**Task instructions**
All of the records below should be output exactly.

**Given records**
·····

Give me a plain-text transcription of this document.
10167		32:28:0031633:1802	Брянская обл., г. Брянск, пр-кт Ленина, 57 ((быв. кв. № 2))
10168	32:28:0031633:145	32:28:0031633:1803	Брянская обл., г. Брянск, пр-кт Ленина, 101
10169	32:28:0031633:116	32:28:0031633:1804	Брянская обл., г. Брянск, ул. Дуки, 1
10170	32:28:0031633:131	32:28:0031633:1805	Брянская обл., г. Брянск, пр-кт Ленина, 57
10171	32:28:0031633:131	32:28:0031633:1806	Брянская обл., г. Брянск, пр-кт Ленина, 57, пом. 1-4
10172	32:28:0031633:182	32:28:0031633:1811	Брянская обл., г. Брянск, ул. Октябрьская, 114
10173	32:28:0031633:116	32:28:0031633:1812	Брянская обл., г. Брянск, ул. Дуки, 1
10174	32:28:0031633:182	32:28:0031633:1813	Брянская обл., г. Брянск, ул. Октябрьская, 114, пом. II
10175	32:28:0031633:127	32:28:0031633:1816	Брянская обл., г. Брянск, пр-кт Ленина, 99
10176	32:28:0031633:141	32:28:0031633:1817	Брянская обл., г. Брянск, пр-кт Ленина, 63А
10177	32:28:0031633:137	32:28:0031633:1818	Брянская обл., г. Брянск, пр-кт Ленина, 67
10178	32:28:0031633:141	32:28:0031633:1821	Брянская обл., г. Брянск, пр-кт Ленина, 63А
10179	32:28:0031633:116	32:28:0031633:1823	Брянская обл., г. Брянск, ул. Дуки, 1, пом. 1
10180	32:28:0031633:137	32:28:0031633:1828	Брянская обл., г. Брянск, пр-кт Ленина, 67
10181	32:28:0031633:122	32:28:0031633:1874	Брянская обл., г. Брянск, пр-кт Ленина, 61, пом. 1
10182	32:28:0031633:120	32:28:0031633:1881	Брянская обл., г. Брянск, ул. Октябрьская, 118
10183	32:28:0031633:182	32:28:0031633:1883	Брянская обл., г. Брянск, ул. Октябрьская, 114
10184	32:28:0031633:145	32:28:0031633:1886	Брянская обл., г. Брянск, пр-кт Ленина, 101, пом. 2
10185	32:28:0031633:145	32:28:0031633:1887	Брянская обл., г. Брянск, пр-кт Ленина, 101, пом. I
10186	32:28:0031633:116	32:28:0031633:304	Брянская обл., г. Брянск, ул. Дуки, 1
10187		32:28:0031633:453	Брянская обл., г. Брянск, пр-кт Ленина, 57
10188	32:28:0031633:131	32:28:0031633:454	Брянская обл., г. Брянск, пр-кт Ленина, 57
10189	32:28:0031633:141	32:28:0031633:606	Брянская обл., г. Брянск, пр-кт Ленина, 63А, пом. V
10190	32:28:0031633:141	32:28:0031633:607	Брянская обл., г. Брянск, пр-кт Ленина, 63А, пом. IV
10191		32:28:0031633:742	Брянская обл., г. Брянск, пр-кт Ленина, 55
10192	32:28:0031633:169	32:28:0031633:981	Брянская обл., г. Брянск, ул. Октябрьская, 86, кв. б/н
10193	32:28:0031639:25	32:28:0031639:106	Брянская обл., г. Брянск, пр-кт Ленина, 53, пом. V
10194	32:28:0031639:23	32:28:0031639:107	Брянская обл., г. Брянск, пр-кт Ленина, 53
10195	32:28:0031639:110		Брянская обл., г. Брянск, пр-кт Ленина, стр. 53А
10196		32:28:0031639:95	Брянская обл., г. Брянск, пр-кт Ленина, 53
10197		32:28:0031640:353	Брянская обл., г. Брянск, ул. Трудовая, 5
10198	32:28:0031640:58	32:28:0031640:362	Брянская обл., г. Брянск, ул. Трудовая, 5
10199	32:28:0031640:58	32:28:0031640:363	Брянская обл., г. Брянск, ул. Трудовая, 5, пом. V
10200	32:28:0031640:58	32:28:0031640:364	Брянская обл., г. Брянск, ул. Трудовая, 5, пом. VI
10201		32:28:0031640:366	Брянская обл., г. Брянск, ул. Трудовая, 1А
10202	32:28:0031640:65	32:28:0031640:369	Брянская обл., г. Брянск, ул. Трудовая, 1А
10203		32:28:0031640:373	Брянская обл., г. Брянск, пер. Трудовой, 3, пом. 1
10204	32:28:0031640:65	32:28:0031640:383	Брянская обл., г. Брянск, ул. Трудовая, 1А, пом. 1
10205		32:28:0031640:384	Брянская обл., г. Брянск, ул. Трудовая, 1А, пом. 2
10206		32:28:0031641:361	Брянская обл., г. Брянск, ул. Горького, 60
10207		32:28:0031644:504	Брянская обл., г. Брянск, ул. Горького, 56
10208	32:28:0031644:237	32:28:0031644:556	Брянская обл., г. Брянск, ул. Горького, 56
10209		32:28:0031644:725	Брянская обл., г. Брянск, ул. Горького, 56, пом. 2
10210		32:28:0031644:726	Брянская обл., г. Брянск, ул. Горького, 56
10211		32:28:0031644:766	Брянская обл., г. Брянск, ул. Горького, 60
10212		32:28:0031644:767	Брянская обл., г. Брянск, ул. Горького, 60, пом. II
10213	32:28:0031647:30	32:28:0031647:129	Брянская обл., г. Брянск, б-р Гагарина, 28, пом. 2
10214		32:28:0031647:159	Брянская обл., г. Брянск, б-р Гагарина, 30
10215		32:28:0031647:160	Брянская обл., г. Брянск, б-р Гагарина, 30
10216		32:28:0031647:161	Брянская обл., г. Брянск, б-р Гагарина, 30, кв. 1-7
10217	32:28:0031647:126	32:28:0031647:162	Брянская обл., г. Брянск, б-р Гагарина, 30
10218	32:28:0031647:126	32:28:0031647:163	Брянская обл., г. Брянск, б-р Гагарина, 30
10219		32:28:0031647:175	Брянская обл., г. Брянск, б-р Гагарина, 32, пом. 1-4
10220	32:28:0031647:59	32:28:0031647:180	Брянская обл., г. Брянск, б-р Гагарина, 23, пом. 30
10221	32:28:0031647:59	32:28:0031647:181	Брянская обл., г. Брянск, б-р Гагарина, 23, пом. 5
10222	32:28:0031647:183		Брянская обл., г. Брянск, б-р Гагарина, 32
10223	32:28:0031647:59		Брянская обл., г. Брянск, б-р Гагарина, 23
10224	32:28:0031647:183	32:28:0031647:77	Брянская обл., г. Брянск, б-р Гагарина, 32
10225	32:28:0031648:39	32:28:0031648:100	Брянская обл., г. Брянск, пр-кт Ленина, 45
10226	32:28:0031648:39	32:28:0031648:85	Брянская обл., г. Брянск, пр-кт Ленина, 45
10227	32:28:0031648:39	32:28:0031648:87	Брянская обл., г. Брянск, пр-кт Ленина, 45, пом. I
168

·····

**Written response**
Give me a plain-text transcription of this document.
10167		32:28:0031633:1802	Брянская обл., г. Брянск, пр-кт Ленина, 57 ((быв. кв. № 2))
10168	32:28:0031633:145	32:28:0031633:1803	Брянская обл., г. Брянск, пр-кт Ленина, 101
10169	32:28:0031633:116	32:28:0031633:1804	Брянская обл., г. Брянск, ул. Дуки, 1
10170	32:28:0031633:131	32:28:0031633:1805	Брянская обл., г. Брянск, пр-кт Ленина, 57
10171	32:28:0031633:131	32:28:0031633:1806	Брянская обл., г. Брянск, пр-кт Ленина, 57, пом. 1-4
10172	32:28:0031633:182	32:28:0031633:1811	Брянская обл., г. Брянск, ул. Октябрьская, 114
10173	32:28:0031633:116	32:28:0031633:1812	Брянская обл., г. Брянск, ул. Дуки, 1
10174	32:28:0031633:182	32:28:0031633:1813	Брянская обл., г. Брянск, ул. Октябрьская, 114, пом. II
10175	32:28:0031633:127	32:28:0031633:1816	Брянская обл., г. Брянск, пр-кт Ленина, 99
10176	32:28:0031633:141	32:28:0031633:1817	Брянская обл., г. Брянск, пр-кт Ленина, 63А
10177	32:28:0031633:137	32:28:0031633:1818	Брянская обл., г. Брянск, пр-кт Ленина, 67
10178	32:28:0031633:141	32:28:0031633:1821	Брянская обл., г. Брянск, пр-кт Ленина, 63А
10179	32:28:0031633:116	32:28:0031633:1823	Брянская обл., г. Брянск, ул. Дуки, 1, пом. 1
10180	32:28:0031633:137	32:28:0031633:1828	Брянская обл., г. Брянск, пр-кт Ленина, 67
10181	32:28:0031633:122	32:28:0031633:1874	Брянская обл., г. Брянск, пр-кт Ленина, 61, пом. 1
10182	32:28:0031633:120	32:28:0031633:1881	Брянская обл., г. Брянск, ул. Октябрьская, 118
10183	32:28:0031633:182	32:28:0031633:1883	Брянская обл., г. Брянск, ул. Октябрьская, 114
10184	32:28:0031633:145	32:28:0031633:1886	Брянская обл., г. Брянск, пр-кт Ленина, 101, пом. 2
10185	32:28:0031633:145	32:28:0031633:1887	Брянская обл., г. Брянск, пр-кт Ленина, 101, пом. I
10186	32:28:0031633:116	32:28:0031633:304	Брянская обл., г. Брянск, ул. Дуки, 1
10187		32:28:0031633:453	Брянская обл., г. Брянск, пр-кт Ленина, 57
10188	32:28:0031633:131	32:28:0031633:454	Брянская обл., г. Брянск, пр-кт Ленина, 57
10189	32:28:0031633:141	32:28:0031633:606	Брянская обл., г. Брянск, пр-кт Ленина, 63А, пом. V
10190	32:28:0031633:141	32:28:0031633:607	Брянская обл., г. Брянск, пр-кт Ленина, 63А, пом. IV
10191		32:28:0031633:742	Брянская обл., г. Брянск, пр-кт Ленина, 55
10192	32:28:0031633:169	32:28:0031633:981	Брянская обл., г. Брянск, ул. Октябрьская, 86, кв. б/н
10193	32:28:0031639:25	32:28:0031639:106	Брянская обл., г. Брянск, пр-кт Ленина, 53, пом. V
10194	32:28:0031639:23	32:28:0031639:107	Брянская обл., г. Брянск, пр-кт Ленина, 53
10195	32:28:0031639:110		Брянская обл., г. Брянск, пр-кт Ленина, стр. 53А
10196		32:28:0031639:95	Брянская обл., г. Брянск, пр-кт Ленина, 53
10197		32:28:0031640:353	Брянская обл., г. Брянск, ул. Трудовая, 5
10198	32:28:0031640:58	32:28:0031640:362	Брянская обл., г. Брянск, ул. Трудовая, 5
10199	32:28:0031640:58	32:28:0031640:363	Брянская обл., г. Брянск, ул. Трудовая, 5, пом. V
10200	32:28:0031640:58	32:28:0031640:364	Брянская обл., г. Брянск, ул. Трудовая, 5, пом. VI
10201		32:28:0031640:366	Брянская обл., г. Брянск, ул. Трудовая, 1А
10202	32:28:0031640:65	32:28:0031640:369	Брянская обл., г. Брянск, ул. Трудовая, 1А
10203		32:28:0031640:373	Брянская обл., г. Брянск, пер. Трудовой, 3, пом. 1
10204	32:28:0031640:65	32:28:0031640:383	Брянская обл., г. Брянск, ул. Трудовая, 1А, пом. 1
10205		32:28:0031640:384	Брянская обл., г. Брянск, ул. Трудовая, 1А, пом. 2
10206		32:28:0031641:361	Брянская обл., г. Брянск, ул. Горького, 60
10207		32:28:0031644:504	Брянская обл., г. Брянск, ул. Горького, 56
10208	32:28:0031644:237	32:28:0031644:556	Брянская обл., г. Брянск, ул. Горького, 56
10209		32:28:0031644:725	Брянская обл., г. Брянск, ул. Горького, 56, пом. 2
10210		32:28:0031644:726	Брянская обл., г. Брянск, ул. Горького, 56
10211		32:28:0031644:766	Брянская обл., г. Брянск, ул. Горького, 60
10212		32:28:0031644:767	Брянская обл., г. Брянск, ул. Горького, 60, пом. II
10213	32:28:0031647:30	32:28:0031647:129	Брянская обл., г. Брянск, б-р Гагарина, 28, пом. 2
10214		32:28:0031647:159	Брянская обл., г. Брянск, б-р Гагарина, 30
10215		32:28:0031647:160	Брянская обл., г. Брянск, б-р Гагарина, 30
10216		32:28:0031647:161	Брянская обл., г. Брянск, б-р Гагарина, 30, кв. 1-7
10217	32:28:0031647:126	32:28:0031647:162	Брянская обл., г. Брянск, б-р Гагарина, 30
10218	32:28:0031647:126	32:28:0031647:163	Брянская обл., г. Брянск, б-р Гагарина, 30
10219		32:28:0031647:175	Брянская обл., г. Брянск, б-р Гагарина, 32, пом. 1-4
10220	32:28:0031647:59	32:28:0031647:180	Брянская обл., г. Брянск, б-р Гагарина, 23, пом. 30
10221	32:28:0031647:59	32:28:0031647:181	Брянская обл., г. Брянск, б-р Гагарина, 23, пом. 5
10222	32:28:0031647:183		Брянская обл., г. Брянск, б-р Гагарина, 32
10223	32:28:0031647:59		Брянская обл., г. Брянск, б-р Гагарина, 23
10224	32:28:0031647:183	32:28:0031647:77	Брянская обл., г. Брянск, б-р Гагарина, 32
10225	32:28:0031648:39	32:28:0031648:100	Брянская обл., г. Брянск, пр-кт Ленина, 45
10226	32:28:0031648:39	32:28:0031648:85	Брянская обл., г. Брянск, пр-кт Ленина, 45
10227	32:28:0031648:39	32:28:0031648:87	Брянская обл., г. Брянск, пр-кт Ленина, 45, пом. I
168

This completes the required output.